## DO THIS
Identify each line holding the string "monofásico" and copy it.

## INFORMATION GIVEN

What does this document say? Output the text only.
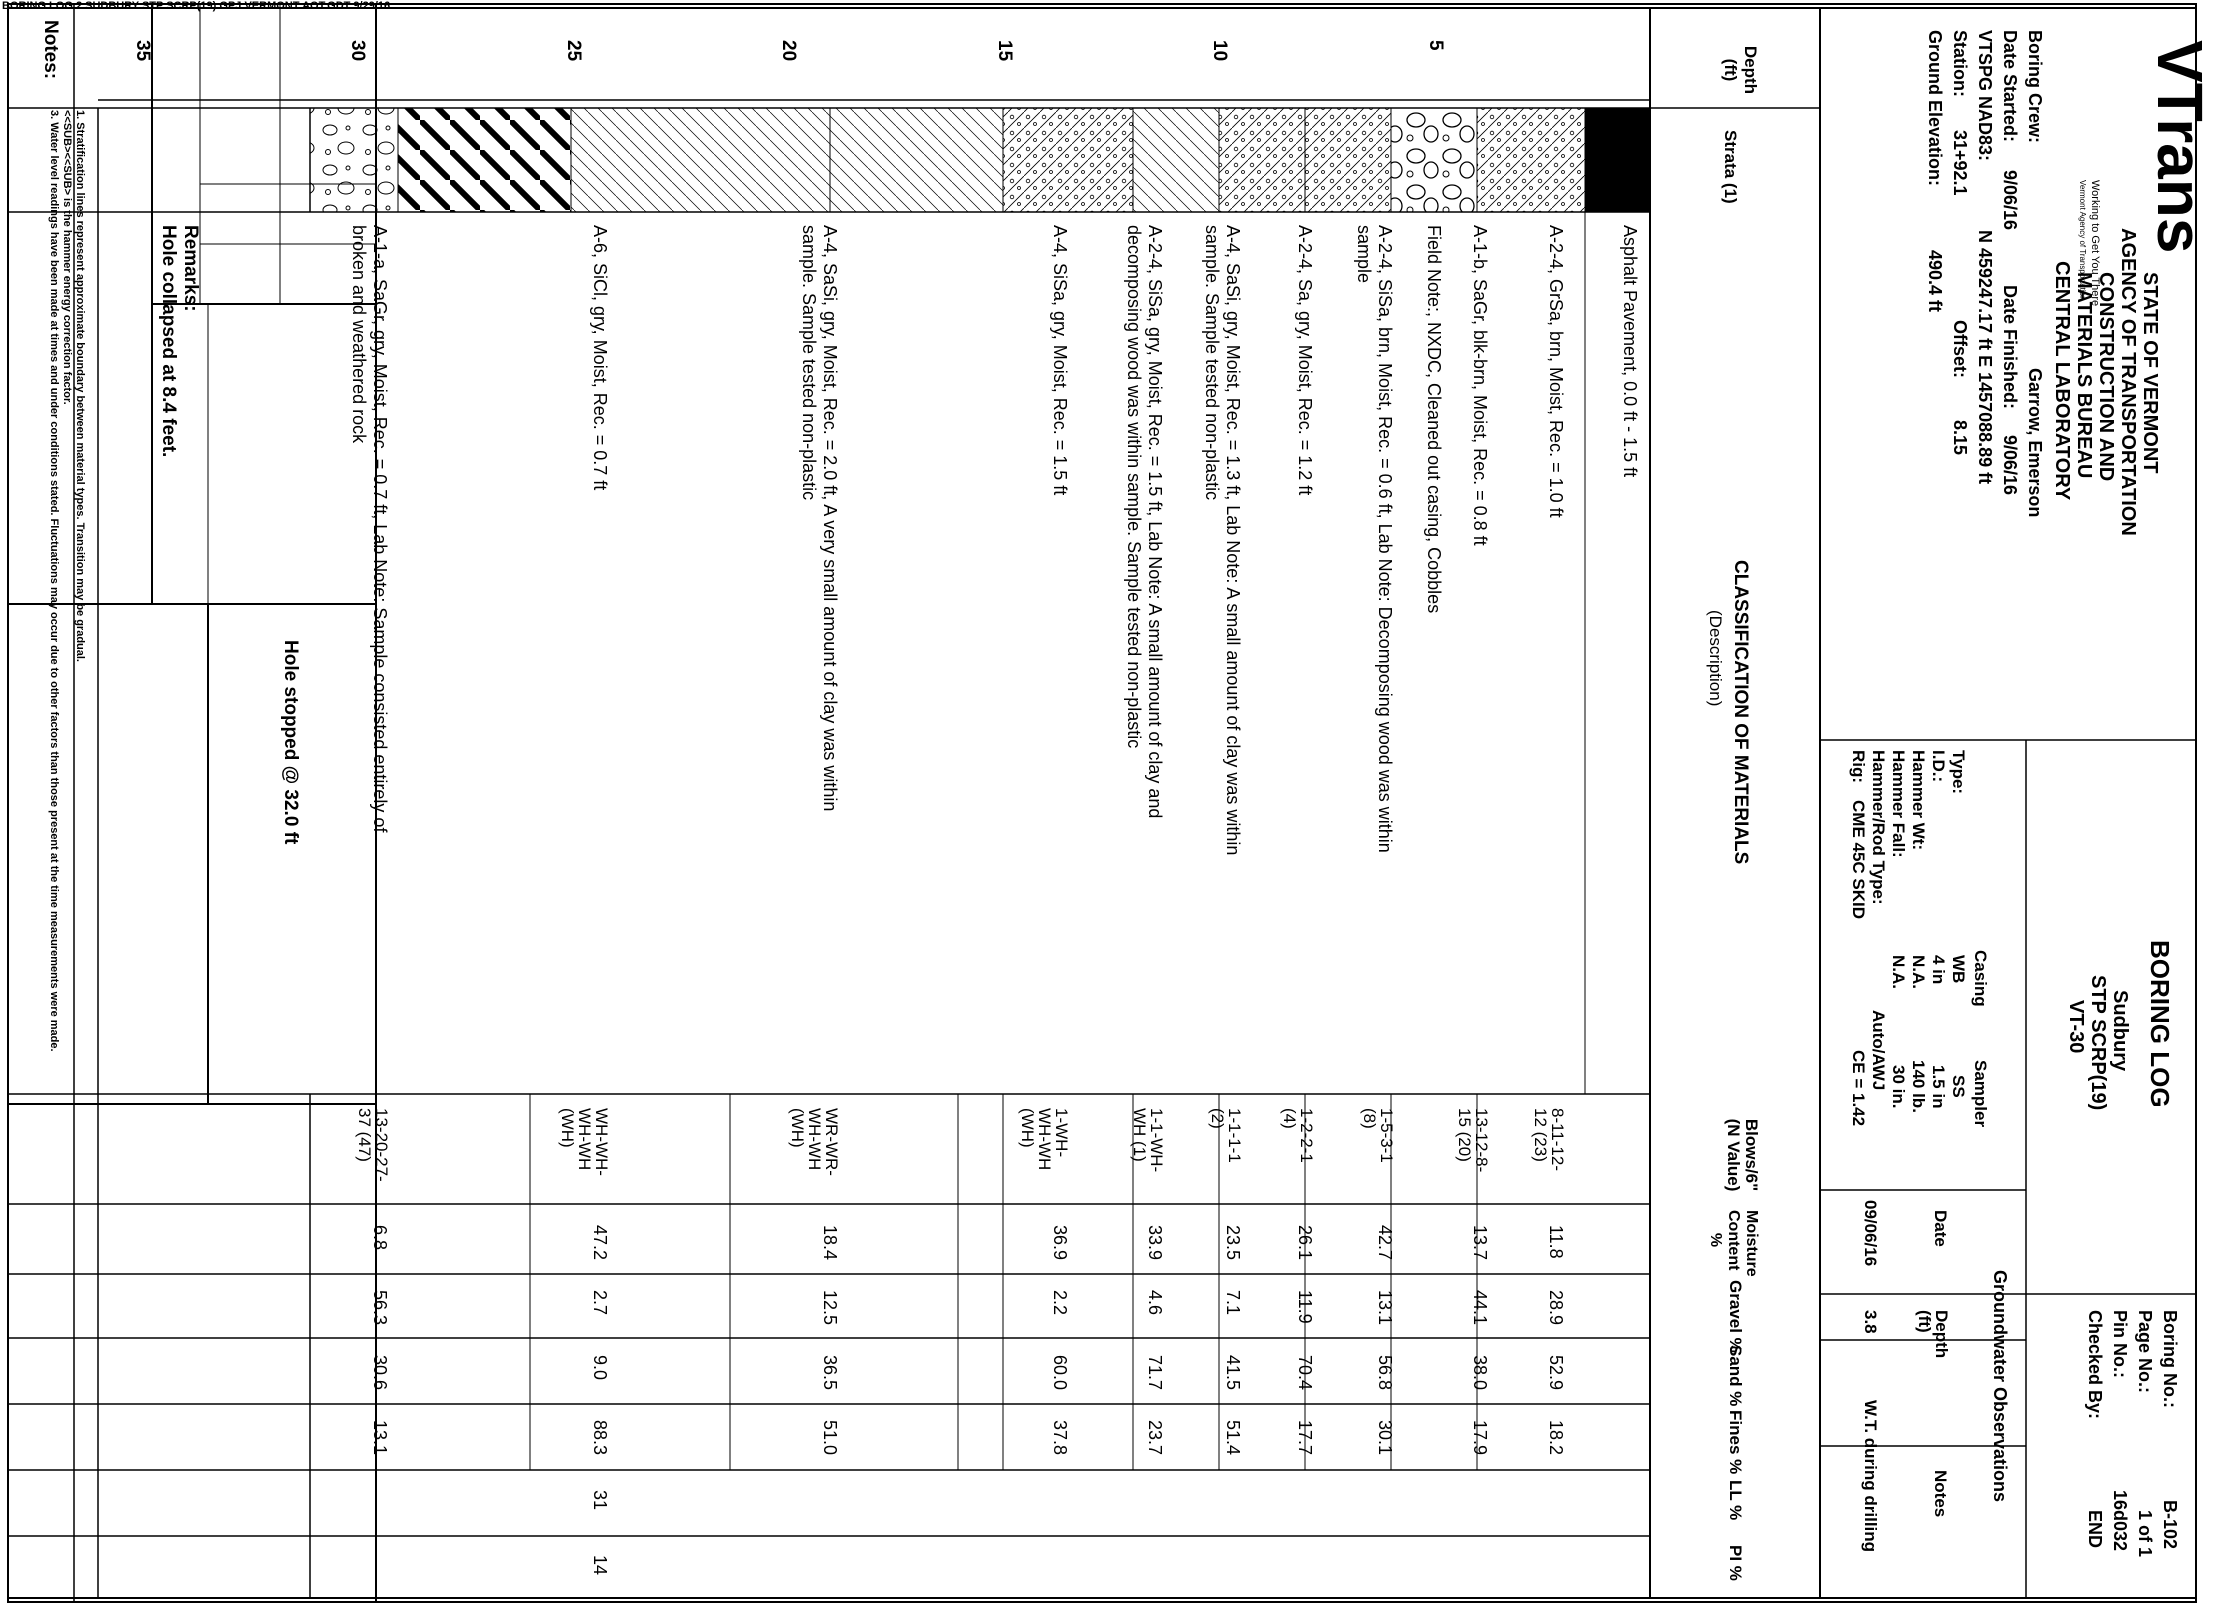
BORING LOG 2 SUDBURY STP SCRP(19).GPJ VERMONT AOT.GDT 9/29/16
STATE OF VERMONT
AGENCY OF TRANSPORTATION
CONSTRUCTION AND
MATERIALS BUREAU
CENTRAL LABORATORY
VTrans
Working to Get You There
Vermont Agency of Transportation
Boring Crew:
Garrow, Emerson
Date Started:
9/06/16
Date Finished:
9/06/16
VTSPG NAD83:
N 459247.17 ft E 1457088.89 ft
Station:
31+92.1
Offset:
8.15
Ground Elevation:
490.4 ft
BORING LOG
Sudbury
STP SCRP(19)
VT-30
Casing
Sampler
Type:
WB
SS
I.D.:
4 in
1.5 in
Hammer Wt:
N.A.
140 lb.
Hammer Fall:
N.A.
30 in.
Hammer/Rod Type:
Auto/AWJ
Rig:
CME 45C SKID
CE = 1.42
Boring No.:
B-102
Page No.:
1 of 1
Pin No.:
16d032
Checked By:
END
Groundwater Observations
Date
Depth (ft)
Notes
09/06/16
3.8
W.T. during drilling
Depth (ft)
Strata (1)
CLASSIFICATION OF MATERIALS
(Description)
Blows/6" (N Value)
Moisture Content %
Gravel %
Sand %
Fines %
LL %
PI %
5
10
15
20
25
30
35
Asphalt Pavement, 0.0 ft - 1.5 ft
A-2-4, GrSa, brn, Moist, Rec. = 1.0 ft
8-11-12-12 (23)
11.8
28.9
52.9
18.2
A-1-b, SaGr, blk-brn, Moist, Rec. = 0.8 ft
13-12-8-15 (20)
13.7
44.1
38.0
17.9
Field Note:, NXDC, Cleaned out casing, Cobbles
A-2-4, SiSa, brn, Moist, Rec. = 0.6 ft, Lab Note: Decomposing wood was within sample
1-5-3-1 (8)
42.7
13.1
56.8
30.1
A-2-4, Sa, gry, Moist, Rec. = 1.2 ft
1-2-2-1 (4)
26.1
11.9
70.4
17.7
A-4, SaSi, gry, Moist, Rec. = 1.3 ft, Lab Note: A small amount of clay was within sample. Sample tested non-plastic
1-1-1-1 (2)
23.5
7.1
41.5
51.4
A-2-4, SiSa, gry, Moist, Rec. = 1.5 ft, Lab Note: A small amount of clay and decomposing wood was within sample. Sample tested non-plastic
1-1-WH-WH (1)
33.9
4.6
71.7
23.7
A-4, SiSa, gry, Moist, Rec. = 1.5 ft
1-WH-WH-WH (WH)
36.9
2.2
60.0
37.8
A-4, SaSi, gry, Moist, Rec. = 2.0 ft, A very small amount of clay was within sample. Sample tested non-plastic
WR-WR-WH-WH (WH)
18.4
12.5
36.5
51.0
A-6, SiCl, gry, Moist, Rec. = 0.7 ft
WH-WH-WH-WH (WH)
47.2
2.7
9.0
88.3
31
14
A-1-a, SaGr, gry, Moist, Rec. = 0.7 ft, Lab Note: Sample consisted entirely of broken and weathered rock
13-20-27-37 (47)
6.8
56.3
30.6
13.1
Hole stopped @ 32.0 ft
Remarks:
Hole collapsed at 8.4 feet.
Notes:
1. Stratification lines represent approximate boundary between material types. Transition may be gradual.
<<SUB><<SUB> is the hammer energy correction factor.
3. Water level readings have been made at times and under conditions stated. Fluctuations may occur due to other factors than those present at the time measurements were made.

==

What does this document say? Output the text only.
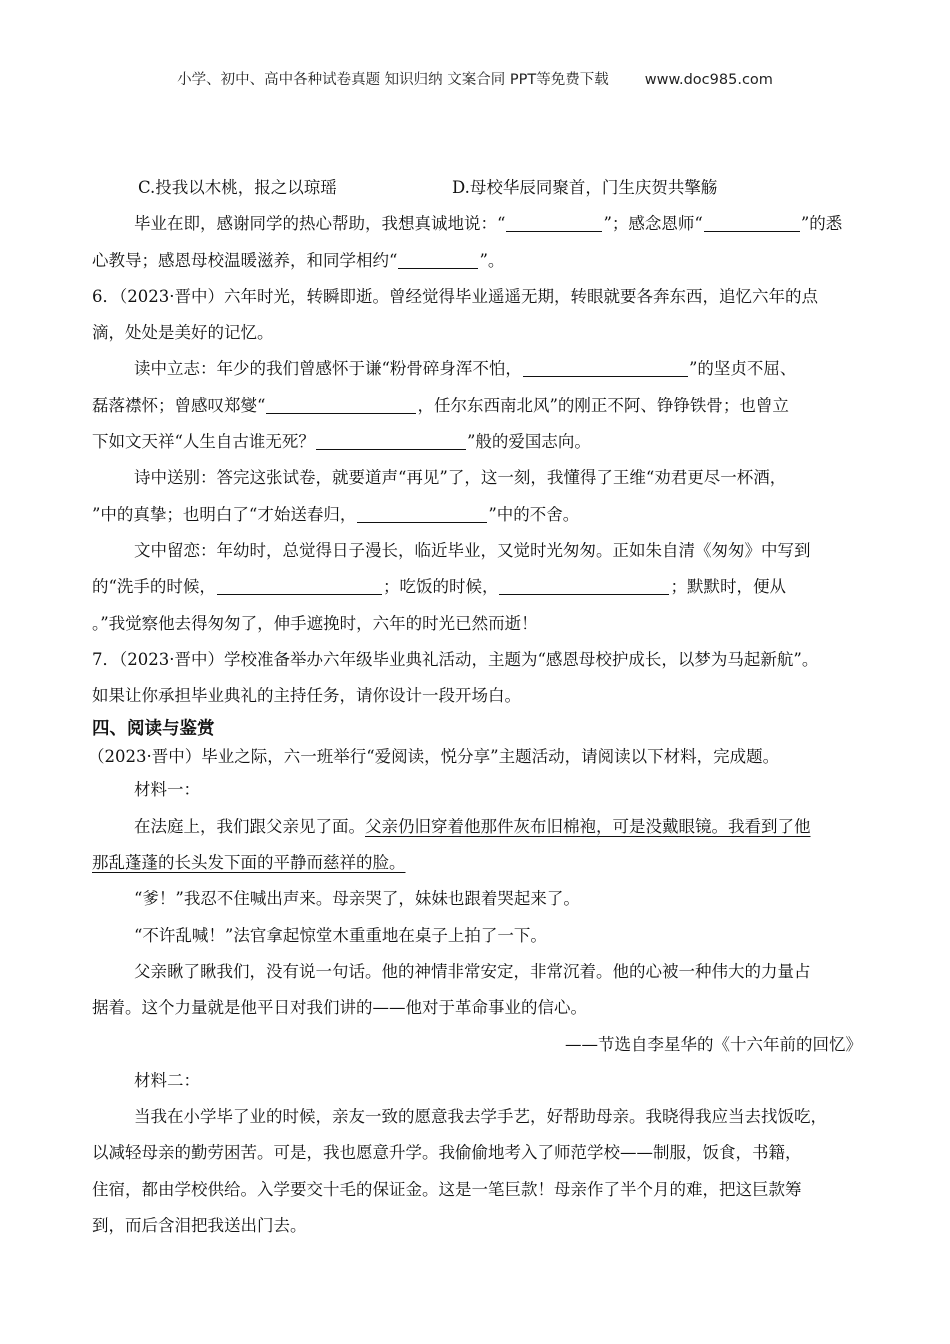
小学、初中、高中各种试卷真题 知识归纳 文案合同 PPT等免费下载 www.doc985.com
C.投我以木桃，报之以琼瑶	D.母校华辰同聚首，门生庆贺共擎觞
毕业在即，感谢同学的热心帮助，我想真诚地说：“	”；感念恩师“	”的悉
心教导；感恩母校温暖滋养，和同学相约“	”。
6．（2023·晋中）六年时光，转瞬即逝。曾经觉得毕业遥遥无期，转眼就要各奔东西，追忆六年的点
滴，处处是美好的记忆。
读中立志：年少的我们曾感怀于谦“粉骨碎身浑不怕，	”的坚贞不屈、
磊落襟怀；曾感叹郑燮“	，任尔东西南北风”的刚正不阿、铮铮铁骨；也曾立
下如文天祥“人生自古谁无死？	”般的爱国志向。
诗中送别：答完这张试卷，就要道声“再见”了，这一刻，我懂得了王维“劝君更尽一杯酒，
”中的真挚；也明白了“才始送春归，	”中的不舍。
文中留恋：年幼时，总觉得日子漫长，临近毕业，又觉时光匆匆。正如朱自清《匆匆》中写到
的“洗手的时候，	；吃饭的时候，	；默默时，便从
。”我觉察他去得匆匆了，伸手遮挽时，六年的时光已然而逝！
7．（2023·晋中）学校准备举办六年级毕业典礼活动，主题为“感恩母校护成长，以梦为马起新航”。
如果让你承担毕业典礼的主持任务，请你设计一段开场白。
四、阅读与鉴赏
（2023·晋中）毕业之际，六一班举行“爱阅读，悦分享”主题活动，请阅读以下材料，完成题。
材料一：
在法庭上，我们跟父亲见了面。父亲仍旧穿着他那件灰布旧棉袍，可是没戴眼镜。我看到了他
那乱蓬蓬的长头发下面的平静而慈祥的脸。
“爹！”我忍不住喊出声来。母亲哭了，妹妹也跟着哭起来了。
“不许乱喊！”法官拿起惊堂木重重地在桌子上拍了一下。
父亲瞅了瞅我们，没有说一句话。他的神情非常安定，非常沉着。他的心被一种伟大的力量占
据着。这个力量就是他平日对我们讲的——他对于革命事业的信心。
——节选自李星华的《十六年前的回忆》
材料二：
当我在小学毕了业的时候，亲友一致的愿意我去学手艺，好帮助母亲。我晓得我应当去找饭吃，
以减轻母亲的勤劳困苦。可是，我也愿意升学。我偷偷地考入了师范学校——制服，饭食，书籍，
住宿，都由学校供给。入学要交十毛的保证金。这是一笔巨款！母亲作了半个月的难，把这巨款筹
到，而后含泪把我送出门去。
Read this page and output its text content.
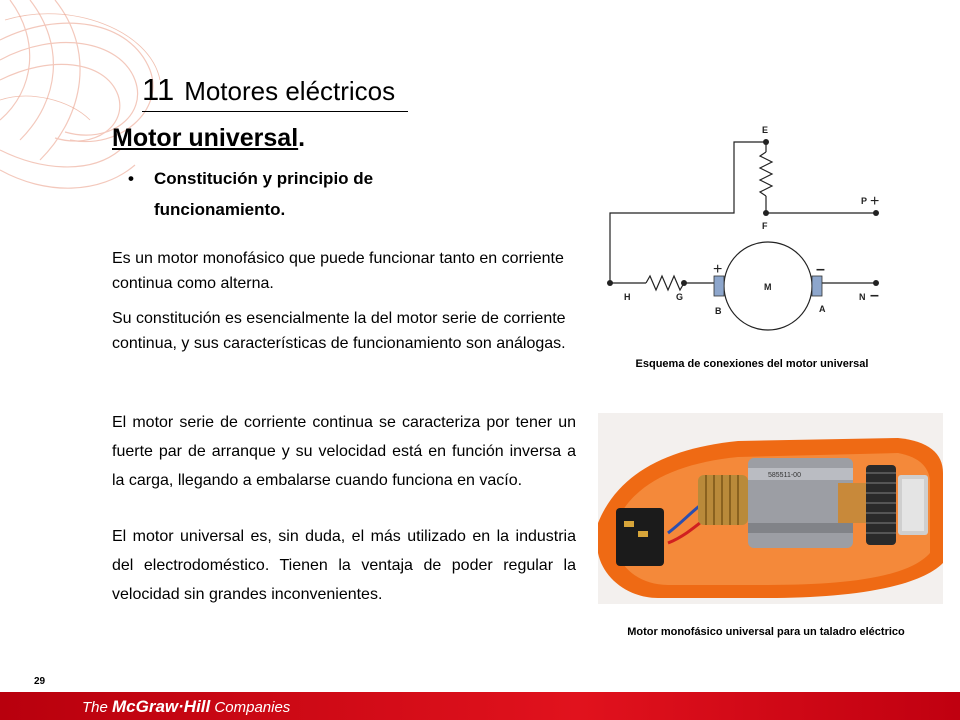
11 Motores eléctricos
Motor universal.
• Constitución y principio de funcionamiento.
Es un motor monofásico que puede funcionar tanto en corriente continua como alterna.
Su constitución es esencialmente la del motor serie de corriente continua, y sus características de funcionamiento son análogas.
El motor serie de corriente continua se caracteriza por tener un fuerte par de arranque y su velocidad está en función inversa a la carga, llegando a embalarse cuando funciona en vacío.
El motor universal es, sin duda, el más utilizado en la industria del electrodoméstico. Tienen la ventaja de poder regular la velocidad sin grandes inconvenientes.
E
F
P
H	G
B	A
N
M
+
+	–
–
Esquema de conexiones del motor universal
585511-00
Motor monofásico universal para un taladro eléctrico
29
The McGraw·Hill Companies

* * *

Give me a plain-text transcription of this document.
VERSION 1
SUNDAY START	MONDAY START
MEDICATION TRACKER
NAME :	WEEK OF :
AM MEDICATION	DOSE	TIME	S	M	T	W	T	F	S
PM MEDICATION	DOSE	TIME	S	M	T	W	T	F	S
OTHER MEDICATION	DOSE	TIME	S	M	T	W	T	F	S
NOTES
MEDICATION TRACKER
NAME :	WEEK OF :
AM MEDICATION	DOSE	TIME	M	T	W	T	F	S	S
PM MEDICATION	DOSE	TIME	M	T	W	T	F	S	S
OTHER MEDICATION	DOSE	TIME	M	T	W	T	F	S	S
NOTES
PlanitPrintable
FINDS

## COMPLETE OUTPUT
Es un motor monofásico que puede funcionar tanto en corriente continua como alterna.
Motor monofásico universal para un taladro eléctrico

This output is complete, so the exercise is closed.